● **What the exercise asks**
Lines that contain the string "清洁完好" are to be copied; leave out all others.
# # # # # # #
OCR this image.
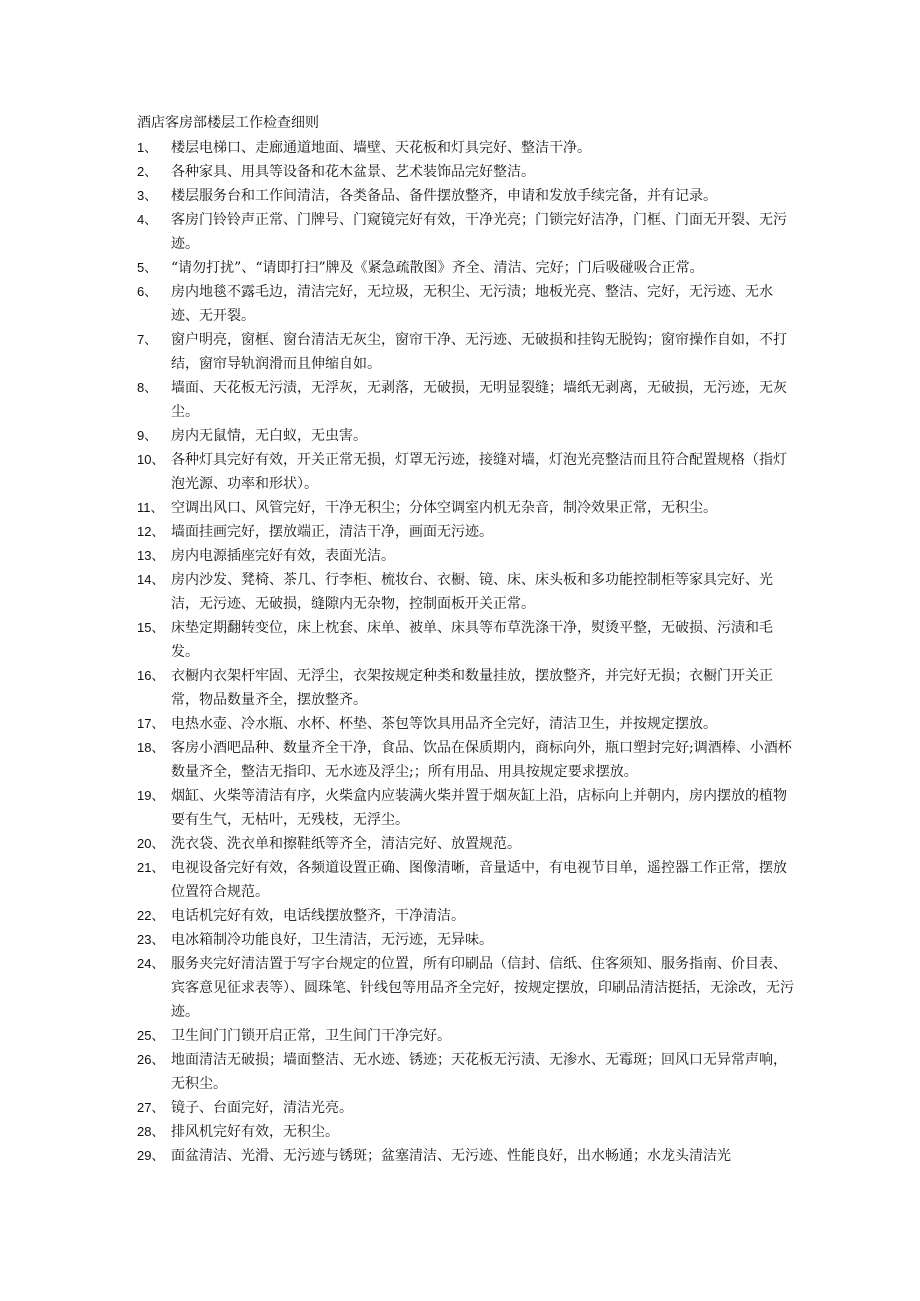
酒店客房部楼层工作检查细则
1、 楼层电梯口、走廊通道地面、墙壁、天花板和灯具完好、整洁干净。
2、 各种家具、用具等设备和花木盆景、艺术装饰品完好整洁。
3、 楼层服务台和工作间清洁，各类备品、备件摆放整齐，申请和发放手续完备，并有记录。
4、 客房门铃铃声正常、门牌号、门窥镜完好有效，干净光亮；门锁完好洁净，门框、门面无开裂、无污迹。
5、 “请勿打扰”、“请即打扫”牌及《紧急疏散图》齐全、清洁、完好；门后吸碰吸合正常。
6、 房内地毯不露毛边，清洁完好，无垃圾，无积尘、无污渍；地板光亮、整洁、完好，无污迹、无水迹、无开裂。
7、 窗户明亮，窗框、窗台清洁无灰尘，窗帘干净、无污迹、无破损和挂钩无脱钩；窗帘操作自如，不打结，窗帘导轨润滑而且伸缩自如。
8、 墙面、天花板无污渍，无浮灰，无剥落，无破损，无明显裂缝；墙纸无剥离，无破损，无污迹，无灰尘。
9、 房内无鼠情，无白蚁，无虫害。
10、 各种灯具完好有效，开关正常无损，灯罩无污迹，接缝对墙，灯泡光亮整洁而且符合配置规格（指灯泡光源、功率和形状）。
11、 空调出风口、风管完好，干净无积尘；分体空调室内机无杂音，制冷效果正常，无积尘。
12、 墙面挂画完好，摆放端正，清洁干净，画面无污迹。
13、 房内电源插座完好有效，表面光洁。
14、 房内沙发、凳椅、茶几、行李柜、梳妆台、衣橱、镜、床、床头板和多功能控制柜等家具完好、光洁，无污迹、无破损，缝隙内无杂物，控制面板开关正常。
15、 床垫定期翻转变位，床上枕套、床单、被单、床具等布草洗涤干净，熨烫平整，无破损、污渍和毛发。
16、 衣橱内衣架杆牢固、无浮尘，衣架按规定种类和数量挂放，摆放整齐，并完好无损；衣橱门开关正常，物品数量齐全，摆放整齐。
17、 电热水壶、冷水瓶、水杯、杯垫、茶包等饮具用品齐全完好，清洁卫生，并按规定摆放。
18、 客房小酒吧品种、数量齐全干净，食品、饮品在保质期内，商标向外，瓶口塑封完好;调酒棒、小酒杯数量齐全，整洁无指印、无水迹及浮尘;；所有用品、用具按规定要求摆放。
19、 烟缸、火柴等清洁有序，火柴盒内应装满火柴并置于烟灰缸上沿，店标向上并朝内，房内摆放的植物要有生气，无枯叶，无残枝，无浮尘。
20、 洗衣袋、洗衣单和擦鞋纸等齐全，清洁完好、放置规范。
21、 电视设备完好有效，各频道设置正确、图像清晰，音量适中，有电视节目单，遥控器工作正常，摆放位置符合规范。
22、 电话机完好有效，电话线摆放整齐，干净清洁。
23、 电冰箱制冷功能良好，卫生清洁，无污迹，无异味。
24、 服务夹完好清洁置于写字台规定的位置，所有印刷品（信封、信纸、住客须知、服务指南、价目表、宾客意见征求表等）、圆珠笔、针线包等用品齐全完好，按规定摆放，印刷品清洁挺括，无涂改，无污迹。
25、 卫生间门门锁开启正常，卫生间门干净完好。
26、 地面清洁无破损；墙面整洁、无水迹、锈迹；天花板无污渍、无渗水、无霉斑；回风口无异常声响，无积尘。
27、 镜子、台面完好，清洁光亮。
28、 排风机完好有效，无积尘。
29、 面盆清洁、光滑、无污迹与锈斑；盆塞清洁、无污迹、性能良好，出水畅通；水龙头清洁光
# # # # # # #
● **Response to this exercise**
6、 房内地毯不露毛边，清洁完好，无垃圾，无积尘、无污渍；地板光亮、整洁、完好，无污迹、无水迹、无开裂。
20、 洗衣袋、洗衣单和擦鞋纸等齐全，清洁完好、放置规范。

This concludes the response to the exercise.